■ Goal of the exercise ■
Each line of the material must be repeated precisely, with the pictures left out.

****************

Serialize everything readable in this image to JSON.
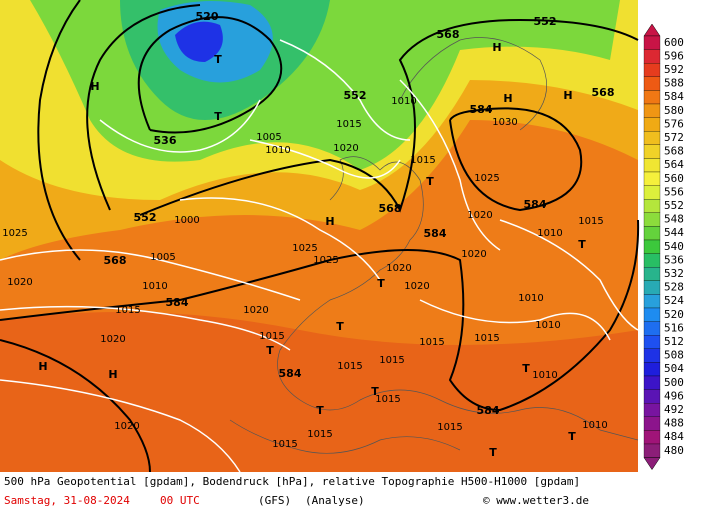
{
  "colorbar": {
    "levels": [
      600,
      596,
      592,
      588,
      584,
      580,
      576,
      572,
      568,
      564,
      560,
      556,
      552,
      548,
      544,
      540,
      536,
      532,
      528,
      524,
      520,
      516,
      512,
      508,
      504,
      500,
      496,
      492,
      488,
      484,
      480
    ],
    "colors": [
      "#c81446",
      "#dc2832",
      "#e63c1e",
      "#ee5a14",
      "#f07814",
      "#f09614",
      "#f0aa14",
      "#f0be1e",
      "#f0d228",
      "#f0e632",
      "#f5f03c",
      "#dcf03c",
      "#b4e63c",
      "#8cdc3c",
      "#64d23c",
      "#3cc83c",
      "#28be64",
      "#28b48c",
      "#28aab4",
      "#28a0dc",
      "#1e8cf0",
      "#1e6ef0",
      "#1e50f0",
      "#1e32e6",
      "#1e1edc",
      "#3c14c8",
      "#5a14b4",
      "#7814a0",
      "#8c148c",
      "#a01478",
      "#8c1e78"
    ]
  },
  "map_labels": [
    "520",
    "536",
    "552",
    "568",
    "584",
    "584",
    "584",
    "584",
    "584",
    "584",
    "568",
    "568",
    "568",
    "552",
    "552",
    "H",
    "H",
    "H",
    "H",
    "H",
    "H",
    "H",
    "T",
    "T",
    "T",
    "T",
    "T",
    "T",
    "T",
    "T",
    "T",
    "T",
    "T",
    "T",
    "1020",
    "1025",
    "1010",
    "1015",
    "1020",
    "1020",
    "1005",
    "1000",
    "1025",
    "1025",
    "1020",
    "1015",
    "1015",
    "1015",
    "1015",
    "1015",
    "1015",
    "1020",
    "1020",
    "1020",
    "1025",
    "1030",
    "1015",
    "1010",
    "1015",
    "1020",
    "1010",
    "1005",
    "1010",
    "1015",
    "1010",
    "1010",
    "1015",
    "1010",
    "1015",
    "1015",
    "1020",
    "1010"
  ],
  "footer": {
    "line1": "500 hPa Geopotential [gpdam], Bodendruck [hPa], relative Topographie H500-H1000 [gpdam]",
    "date": "Samstag, 31-08-2024",
    "time": "00 UTC",
    "model": "(GFS)",
    "run": "(Analyse)",
    "credit": "© www.wetter3.de"
  }
}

****************

■ The output ■
Serialize everything readable in this image to JSON.
{
  "colorbar": {
    "levels": [
      600,
      596,
      592,
      588,
      584,
      580,
      576,
      572,
      568,
      564,
      560,
      556,
      552,
      548,
      544,
      540,
      536,
      532,
      528,
      524,
      520,
      516,
      512,
      508,
      504,
      500,
      496,
      492,
      488,
      484,
      480
    ],
    "colors": [
      "#c81446",
      "#dc2832",
      "#e63c1e",
      "#ee5a14",
      "#f07814",
      "#f09614",
      "#f0aa14",
      "#f0be1e",
      "#f0d228",
      "#f0e632",
      "#f5f03c",
      "#dcf03c",
      "#b4e63c",
      "#8cdc3c",
      "#64d23c",
      "#3cc83c",
      "#28be64",
      "#28b48c",
      "#28aab4",
      "#28a0dc",
      "#1e8cf0",
      "#1e6ef0",
      "#1e50f0",
      "#1e32e6",
      "#1e1edc",
      "#3c14c8",
      "#5a14b4",
      "#7814a0",
      "#8c148c",
      "#a01478",
      "#8c1e78"
    ]
  },
  "map_labels": [
    "520",
    "536",
    "552",
    "568",
    "584",
    "584",
    "584",
    "584",
    "584",
    "584",
    "568",
    "568",
    "568",
    "552",
    "552",
    "H",
    "H",
    "H",
    "H",
    "H",
    "H",
    "H",
    "T",
    "T",
    "T",
    "T",
    "T",
    "T",
    "T",
    "T",
    "T",
    "T",
    "T",
    "T",
    "1020",
    "1025",
    "1010",
    "1015",
    "1020",
    "1020",
    "1005",
    "1000",
    "1025",
    "1025",
    "1020",
    "1015",
    "1015",
    "1015",
    "1015",
    "1015",
    "1015",
    "1020",
    "1020",
    "1020",
    "1025",
    "1030",
    "1015",
    "1010",
    "1015",
    "1020",
    "1010",
    "1005",
    "1010",
    "1015",
    "1010",
    "1010",
    "1015",
    "1010",
    "1015",
    "1015",
    "1020",
    "1010"
  ],
  "footer": {
    "line1": "500 hPa Geopotential [gpdam], Bodendruck [hPa], relative Topographie H500-H1000 [gpdam]",
    "date": "Samstag, 31-08-2024",
    "time": "00 UTC",
    "model": "(GFS)",
    "run": "(Analyse)",
    "credit": "© www.wetter3.de"
  }
}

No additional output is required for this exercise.